BRIEF. Print, exactly as given, each line of the data from the line containing "What data populates" up to and including its last line.

(Items from a figure collection)

──────

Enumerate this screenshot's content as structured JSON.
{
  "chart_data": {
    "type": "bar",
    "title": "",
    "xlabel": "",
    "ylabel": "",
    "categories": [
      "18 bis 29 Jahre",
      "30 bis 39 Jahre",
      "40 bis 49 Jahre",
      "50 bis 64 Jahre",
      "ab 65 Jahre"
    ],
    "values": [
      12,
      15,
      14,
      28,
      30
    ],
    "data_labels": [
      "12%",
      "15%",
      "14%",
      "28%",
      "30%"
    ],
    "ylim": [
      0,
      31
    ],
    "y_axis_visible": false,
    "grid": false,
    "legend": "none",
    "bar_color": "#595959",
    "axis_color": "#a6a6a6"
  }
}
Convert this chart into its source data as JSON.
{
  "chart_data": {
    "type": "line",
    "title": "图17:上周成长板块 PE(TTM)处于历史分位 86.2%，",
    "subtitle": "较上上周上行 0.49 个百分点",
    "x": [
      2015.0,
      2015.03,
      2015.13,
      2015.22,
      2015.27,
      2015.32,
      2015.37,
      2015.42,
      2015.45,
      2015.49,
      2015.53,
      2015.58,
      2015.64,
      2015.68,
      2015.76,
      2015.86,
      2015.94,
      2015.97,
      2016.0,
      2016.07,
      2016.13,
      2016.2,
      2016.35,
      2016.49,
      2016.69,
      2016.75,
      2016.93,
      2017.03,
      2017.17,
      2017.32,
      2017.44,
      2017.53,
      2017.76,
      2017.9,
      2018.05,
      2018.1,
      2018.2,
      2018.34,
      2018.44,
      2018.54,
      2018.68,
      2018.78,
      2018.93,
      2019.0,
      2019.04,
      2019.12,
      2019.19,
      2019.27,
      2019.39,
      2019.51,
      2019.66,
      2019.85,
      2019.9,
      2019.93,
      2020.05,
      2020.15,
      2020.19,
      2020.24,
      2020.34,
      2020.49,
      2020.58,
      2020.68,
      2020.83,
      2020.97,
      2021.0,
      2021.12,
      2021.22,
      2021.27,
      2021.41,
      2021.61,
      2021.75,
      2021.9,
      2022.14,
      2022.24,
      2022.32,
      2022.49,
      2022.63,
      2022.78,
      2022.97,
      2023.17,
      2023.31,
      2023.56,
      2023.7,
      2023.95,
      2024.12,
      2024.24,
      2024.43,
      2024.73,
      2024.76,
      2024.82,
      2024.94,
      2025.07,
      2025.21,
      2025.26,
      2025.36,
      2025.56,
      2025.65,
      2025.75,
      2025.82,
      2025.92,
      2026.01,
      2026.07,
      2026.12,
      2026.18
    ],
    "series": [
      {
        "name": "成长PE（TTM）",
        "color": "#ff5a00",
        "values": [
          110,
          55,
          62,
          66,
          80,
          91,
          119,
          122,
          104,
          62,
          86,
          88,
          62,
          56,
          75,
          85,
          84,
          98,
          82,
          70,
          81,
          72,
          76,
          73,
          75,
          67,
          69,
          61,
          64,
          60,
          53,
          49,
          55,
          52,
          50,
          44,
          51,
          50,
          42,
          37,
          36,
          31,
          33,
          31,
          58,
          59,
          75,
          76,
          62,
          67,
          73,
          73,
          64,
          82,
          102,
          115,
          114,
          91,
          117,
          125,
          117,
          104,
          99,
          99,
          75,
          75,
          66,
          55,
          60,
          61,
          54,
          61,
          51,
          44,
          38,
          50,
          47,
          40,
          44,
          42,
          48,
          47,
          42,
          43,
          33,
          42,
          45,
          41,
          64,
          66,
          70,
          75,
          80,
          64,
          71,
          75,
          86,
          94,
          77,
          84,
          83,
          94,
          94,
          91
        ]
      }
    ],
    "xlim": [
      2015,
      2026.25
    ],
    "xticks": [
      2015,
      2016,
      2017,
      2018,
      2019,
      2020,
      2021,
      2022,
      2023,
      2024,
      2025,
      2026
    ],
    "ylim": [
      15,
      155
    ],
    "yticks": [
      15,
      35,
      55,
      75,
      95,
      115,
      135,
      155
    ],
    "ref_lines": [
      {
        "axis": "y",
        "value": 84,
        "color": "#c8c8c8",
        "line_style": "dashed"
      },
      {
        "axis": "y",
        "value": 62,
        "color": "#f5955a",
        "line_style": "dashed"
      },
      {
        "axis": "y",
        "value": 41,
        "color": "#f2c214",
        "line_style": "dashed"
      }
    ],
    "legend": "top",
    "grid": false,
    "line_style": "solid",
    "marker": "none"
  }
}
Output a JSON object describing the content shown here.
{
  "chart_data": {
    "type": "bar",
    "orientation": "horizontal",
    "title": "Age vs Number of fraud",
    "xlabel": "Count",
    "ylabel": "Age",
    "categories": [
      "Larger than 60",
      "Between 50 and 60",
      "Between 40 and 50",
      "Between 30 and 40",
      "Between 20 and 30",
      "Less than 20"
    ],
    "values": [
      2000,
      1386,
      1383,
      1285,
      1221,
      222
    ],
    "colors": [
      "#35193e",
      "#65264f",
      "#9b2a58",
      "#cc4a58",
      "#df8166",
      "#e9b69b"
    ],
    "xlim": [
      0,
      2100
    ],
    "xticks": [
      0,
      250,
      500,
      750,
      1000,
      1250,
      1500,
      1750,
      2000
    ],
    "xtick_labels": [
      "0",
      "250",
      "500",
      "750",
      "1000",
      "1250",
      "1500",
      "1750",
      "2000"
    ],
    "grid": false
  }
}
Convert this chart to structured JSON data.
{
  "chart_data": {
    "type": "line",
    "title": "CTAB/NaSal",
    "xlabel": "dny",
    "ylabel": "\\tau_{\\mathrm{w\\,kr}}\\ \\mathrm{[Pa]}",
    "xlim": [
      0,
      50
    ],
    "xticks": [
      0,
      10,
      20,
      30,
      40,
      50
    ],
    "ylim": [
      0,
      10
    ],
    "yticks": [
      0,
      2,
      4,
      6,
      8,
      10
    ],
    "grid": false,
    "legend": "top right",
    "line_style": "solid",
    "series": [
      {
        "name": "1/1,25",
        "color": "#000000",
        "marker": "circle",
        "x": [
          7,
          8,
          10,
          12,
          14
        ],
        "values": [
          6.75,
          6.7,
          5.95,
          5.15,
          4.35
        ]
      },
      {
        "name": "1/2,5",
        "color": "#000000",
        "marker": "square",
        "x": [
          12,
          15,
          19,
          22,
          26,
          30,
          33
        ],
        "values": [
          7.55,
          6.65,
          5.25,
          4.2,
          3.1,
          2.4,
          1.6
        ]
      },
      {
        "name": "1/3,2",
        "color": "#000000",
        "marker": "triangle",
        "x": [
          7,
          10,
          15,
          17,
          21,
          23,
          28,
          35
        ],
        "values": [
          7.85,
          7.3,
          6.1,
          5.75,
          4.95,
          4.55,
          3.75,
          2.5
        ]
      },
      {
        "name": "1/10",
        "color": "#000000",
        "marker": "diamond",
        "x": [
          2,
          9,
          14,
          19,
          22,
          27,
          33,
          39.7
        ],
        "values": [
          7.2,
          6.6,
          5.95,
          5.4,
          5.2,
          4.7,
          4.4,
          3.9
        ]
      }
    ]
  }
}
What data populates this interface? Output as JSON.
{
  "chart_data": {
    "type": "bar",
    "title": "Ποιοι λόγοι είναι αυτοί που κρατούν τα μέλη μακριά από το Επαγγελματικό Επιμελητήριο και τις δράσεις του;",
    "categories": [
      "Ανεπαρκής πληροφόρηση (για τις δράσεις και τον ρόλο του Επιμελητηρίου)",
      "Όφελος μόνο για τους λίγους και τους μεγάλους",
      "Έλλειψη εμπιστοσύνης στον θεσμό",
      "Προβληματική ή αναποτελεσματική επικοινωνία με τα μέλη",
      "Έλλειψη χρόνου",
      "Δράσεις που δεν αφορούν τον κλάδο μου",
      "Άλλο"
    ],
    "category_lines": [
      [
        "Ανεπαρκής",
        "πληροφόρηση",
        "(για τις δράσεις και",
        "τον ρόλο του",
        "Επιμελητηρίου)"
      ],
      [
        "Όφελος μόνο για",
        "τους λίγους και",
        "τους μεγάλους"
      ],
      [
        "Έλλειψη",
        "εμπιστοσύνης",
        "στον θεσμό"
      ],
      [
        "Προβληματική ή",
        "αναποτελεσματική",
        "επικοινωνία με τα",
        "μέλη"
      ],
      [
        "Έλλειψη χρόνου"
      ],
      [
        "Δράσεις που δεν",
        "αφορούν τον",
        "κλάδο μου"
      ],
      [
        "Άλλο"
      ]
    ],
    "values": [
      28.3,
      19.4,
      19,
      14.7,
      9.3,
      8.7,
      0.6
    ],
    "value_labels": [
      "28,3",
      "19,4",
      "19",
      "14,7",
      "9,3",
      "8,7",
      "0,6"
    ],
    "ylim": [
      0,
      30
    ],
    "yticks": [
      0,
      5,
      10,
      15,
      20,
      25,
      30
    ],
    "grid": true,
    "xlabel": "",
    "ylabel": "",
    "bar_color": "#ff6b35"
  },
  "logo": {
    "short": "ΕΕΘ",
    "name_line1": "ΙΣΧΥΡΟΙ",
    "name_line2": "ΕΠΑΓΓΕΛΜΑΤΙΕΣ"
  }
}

──────

SOLUTION FOR THIS TASK.
What data populates this interface? Output as JSON.
{
  "chart_data": {
    "type": "bar",
    "title": "Ποιοι λόγοι είναι αυτοί που κρατούν τα μέλη μακριά από το Επαγγελματικό Επιμελητήριο και τις δράσεις του;",
    "categories": [
      "Ανεπαρκής πληροφόρηση (για τις δράσεις και τον ρόλο του Επιμελητηρίου)",
      "Όφελος μόνο για τους λίγους και τους μεγάλους",
      "Έλλειψη εμπιστοσύνης στον θεσμό",
      "Προβληματική ή αναποτελεσματική επικοινωνία με τα μέλη",
      "Έλλειψη χρόνου",
      "Δράσεις που δεν αφορούν τον κλάδο μου",
      "Άλλο"
    ],
    "category_lines": [
      [
        "Ανεπαρκής",
        "πληροφόρηση",
        "(για τις δράσεις και",
        "τον ρόλο του",
        "Επιμελητηρίου)"
      ],
      [
        "Όφελος μόνο για",
        "τους λίγους και",
        "τους μεγάλους"
      ],
      [
        "Έλλειψη",
        "εμπιστοσύνης",
        "στον θεσμό"
      ],
      [
        "Προβληματική ή",
        "αναποτελεσματική",
        "επικοινωνία με τα",
        "μέλη"
      ],
      [
        "Έλλειψη χρόνου"
      ],
      [
        "Δράσεις που δεν",
        "αφορούν τον",
        "κλάδο μου"
      ],
      [
        "Άλλο"
      ]
    ],
    "values": [
      28.3,
      19.4,
      19,
      14.7,
      9.3,
      8.7,
      0.6
    ],
    "value_labels": [
      "28,3",
      "19,4",
      "19",
      "14,7",
      "9,3",
      "8,7",
      "0,6"
    ],
    "ylim": [
      0,
      30
    ],
    "yticks": [
      0,
      5,
      10,
      15,
      20,
      25,
      30
    ],
    "grid": true,
    "xlabel": "",
    "ylabel": "",
    "bar_color": "#ff6b35"
  },
  "logo": {
    "short": "ΕΕΘ",
    "name_line1": "ΙΣΧΥΡΟΙ",
    "name_line2": "ΕΠΑΓΓΕΛΜΑΤΙΕΣ"
  }
}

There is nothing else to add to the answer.